*INPUT FOR THIS TASK*.
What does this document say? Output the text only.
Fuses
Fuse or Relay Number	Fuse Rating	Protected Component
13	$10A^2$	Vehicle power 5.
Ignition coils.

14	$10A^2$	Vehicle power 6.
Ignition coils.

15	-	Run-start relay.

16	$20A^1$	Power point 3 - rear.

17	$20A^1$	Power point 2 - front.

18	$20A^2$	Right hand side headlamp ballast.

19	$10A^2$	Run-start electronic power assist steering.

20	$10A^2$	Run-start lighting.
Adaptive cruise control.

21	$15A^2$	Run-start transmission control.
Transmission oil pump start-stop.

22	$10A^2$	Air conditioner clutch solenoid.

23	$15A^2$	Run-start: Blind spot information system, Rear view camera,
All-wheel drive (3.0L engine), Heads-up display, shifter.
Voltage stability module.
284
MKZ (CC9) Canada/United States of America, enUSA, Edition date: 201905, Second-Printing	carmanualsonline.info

*WHAT IS EXPECTED*.
The records above are to be copied in full, exactly as written.

*FINISHED EXERCISE*.
What does this document say? Output the text only.
Fuses
Fuse or Relay Number	Fuse Rating	Protected Component
13	$10A^2$	Vehicle power 5.
Ignition coils.

14	$10A^2$	Vehicle power 6.
Ignition coils.

15	-	Run-start relay.

16	$20A^1$	Power point 3 - rear.

17	$20A^1$	Power point 2 - front.

18	$20A^2$	Right hand side headlamp ballast.

19	$10A^2$	Run-start electronic power assist steering.

20	$10A^2$	Run-start lighting.
Adaptive cruise control.

21	$15A^2$	Run-start transmission control.
Transmission oil pump start-stop.

22	$10A^2$	Air conditioner clutch solenoid.

23	$15A^2$	Run-start: Blind spot information system, Rear view camera,
All-wheel drive (3.0L engine), Heads-up display, shifter.
Voltage stability module.
284
MKZ (CC9) Canada/United States of America, enUSA, Edition date: 201905, Second-Printing	carmanualsonline.info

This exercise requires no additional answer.